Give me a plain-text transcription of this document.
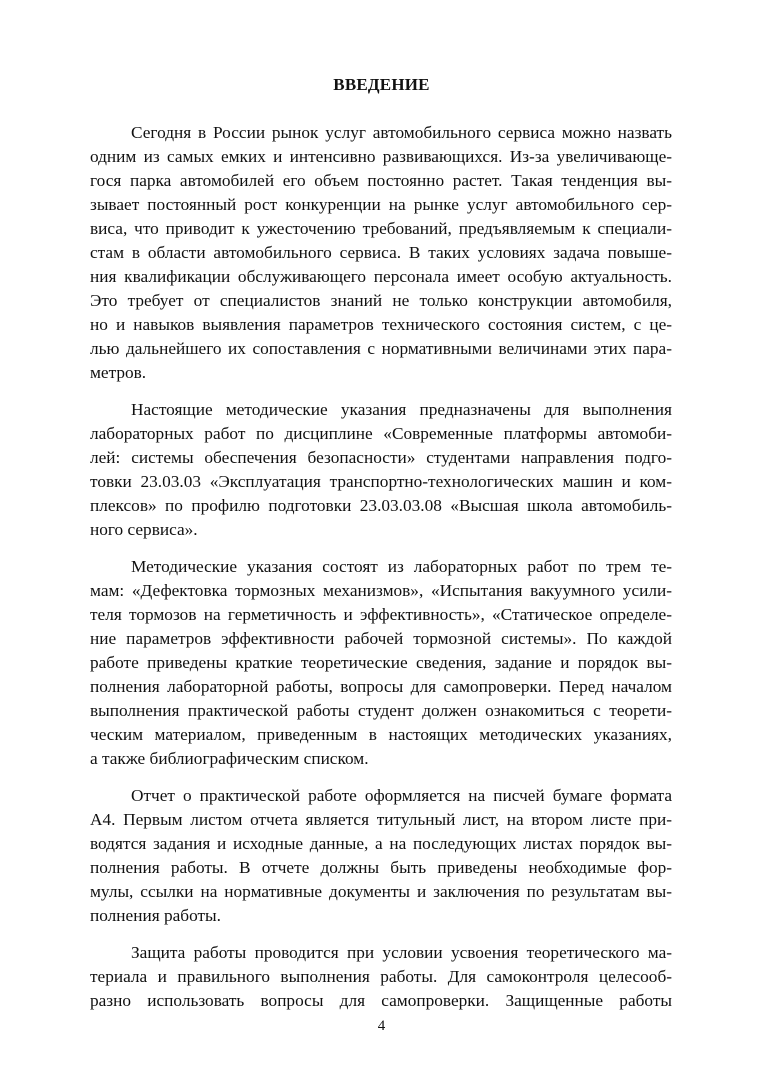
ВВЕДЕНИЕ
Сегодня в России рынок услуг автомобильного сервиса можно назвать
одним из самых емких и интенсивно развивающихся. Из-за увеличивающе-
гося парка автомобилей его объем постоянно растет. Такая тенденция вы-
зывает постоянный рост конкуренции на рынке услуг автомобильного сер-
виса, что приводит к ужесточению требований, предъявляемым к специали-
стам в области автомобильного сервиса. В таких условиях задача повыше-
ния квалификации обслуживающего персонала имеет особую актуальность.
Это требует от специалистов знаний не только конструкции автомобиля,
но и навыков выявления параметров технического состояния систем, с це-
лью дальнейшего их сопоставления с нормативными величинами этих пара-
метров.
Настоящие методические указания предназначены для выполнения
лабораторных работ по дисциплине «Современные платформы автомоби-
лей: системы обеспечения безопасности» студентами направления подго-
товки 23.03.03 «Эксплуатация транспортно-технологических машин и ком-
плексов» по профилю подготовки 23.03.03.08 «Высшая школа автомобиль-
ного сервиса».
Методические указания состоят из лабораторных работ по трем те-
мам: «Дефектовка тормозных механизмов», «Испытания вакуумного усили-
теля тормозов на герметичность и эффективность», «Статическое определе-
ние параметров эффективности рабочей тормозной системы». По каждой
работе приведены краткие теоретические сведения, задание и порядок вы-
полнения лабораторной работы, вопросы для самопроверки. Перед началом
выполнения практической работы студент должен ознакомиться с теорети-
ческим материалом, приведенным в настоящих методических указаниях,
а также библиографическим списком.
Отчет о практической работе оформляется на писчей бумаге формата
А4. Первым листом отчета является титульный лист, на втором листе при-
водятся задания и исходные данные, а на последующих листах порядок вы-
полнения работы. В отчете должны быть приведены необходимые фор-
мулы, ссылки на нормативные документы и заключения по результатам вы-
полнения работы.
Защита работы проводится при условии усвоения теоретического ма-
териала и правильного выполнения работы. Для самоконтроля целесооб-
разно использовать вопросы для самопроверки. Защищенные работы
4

=-=-=-=-=

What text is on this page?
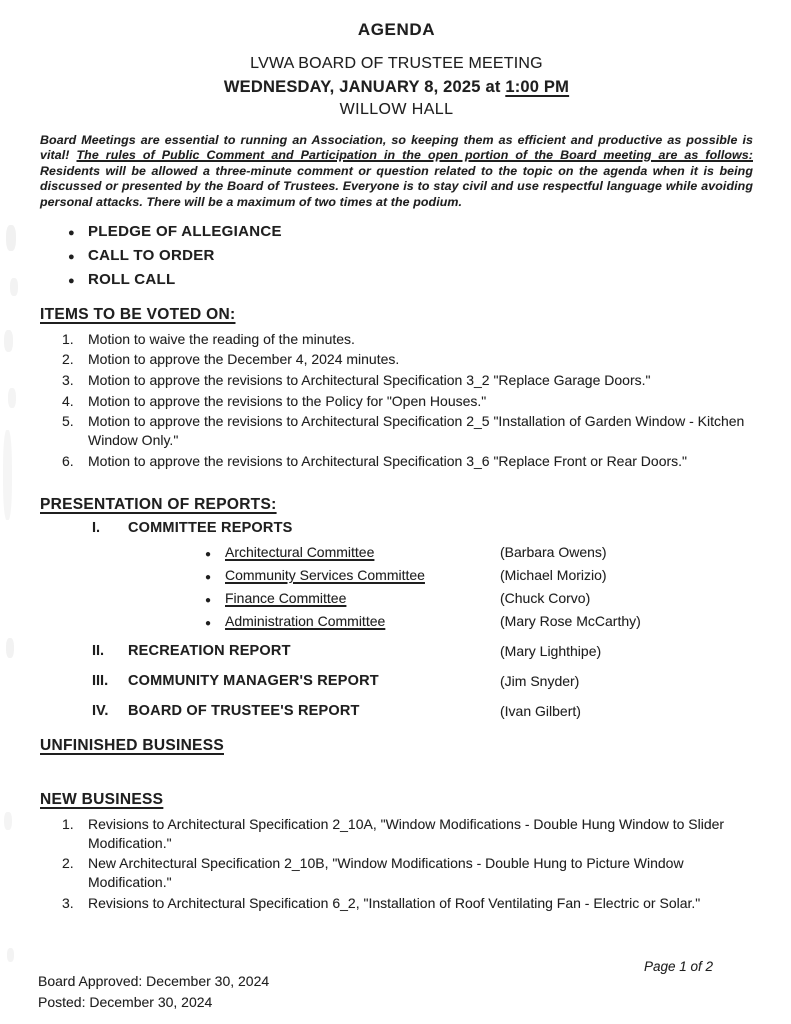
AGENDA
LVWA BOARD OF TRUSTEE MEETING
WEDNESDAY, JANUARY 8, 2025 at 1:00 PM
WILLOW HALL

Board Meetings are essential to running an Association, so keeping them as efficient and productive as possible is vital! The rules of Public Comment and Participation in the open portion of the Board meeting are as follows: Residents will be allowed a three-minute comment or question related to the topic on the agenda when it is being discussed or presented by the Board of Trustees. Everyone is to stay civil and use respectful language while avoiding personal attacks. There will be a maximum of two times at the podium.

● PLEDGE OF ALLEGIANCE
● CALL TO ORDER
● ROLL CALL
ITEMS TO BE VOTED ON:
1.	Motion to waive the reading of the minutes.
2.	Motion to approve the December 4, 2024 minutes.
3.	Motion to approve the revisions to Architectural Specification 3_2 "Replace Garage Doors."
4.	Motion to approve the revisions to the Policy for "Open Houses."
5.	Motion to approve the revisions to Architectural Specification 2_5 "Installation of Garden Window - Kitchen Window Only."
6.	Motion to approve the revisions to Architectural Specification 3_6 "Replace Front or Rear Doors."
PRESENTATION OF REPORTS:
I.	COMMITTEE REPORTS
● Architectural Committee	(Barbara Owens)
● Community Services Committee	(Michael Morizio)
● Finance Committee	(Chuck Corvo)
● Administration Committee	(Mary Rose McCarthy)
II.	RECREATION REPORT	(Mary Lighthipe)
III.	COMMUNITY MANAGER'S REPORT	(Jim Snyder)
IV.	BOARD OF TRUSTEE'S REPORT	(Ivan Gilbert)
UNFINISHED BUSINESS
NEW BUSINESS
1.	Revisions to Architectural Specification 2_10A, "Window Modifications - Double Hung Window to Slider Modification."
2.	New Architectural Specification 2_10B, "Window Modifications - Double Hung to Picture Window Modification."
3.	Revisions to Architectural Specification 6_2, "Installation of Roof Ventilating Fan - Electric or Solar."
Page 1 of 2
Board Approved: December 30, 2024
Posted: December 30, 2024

=-=-=-=-=

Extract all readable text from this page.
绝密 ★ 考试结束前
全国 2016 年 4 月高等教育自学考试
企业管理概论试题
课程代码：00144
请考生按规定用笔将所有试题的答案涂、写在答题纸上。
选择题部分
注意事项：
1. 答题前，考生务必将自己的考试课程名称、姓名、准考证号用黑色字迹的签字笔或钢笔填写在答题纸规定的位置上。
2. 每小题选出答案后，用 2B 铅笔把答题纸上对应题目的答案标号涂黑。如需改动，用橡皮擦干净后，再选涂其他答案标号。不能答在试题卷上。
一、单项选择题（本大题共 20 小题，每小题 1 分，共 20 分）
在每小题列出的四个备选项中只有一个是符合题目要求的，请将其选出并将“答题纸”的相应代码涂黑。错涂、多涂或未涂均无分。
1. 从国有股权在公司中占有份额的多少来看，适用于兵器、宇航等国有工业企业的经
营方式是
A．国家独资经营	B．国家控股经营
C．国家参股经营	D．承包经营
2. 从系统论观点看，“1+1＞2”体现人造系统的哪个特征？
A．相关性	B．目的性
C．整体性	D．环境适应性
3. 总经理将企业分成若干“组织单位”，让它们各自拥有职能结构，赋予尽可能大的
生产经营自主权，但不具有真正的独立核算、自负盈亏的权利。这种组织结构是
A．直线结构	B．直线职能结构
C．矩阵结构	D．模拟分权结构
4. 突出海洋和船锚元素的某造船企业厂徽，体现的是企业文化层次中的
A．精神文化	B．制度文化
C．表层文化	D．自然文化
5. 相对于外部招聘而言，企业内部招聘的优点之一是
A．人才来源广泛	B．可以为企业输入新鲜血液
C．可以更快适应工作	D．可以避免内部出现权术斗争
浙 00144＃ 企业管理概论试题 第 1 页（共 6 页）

=-=-=-=-=

== Aim ==
Search the entries for the string "системы" and collect each line that has it.

== Finished answer ==
лей: системы обеспечения безопасности» студентами направления подго-
ние параметров эффективности рабочей тормозной системы». По каждой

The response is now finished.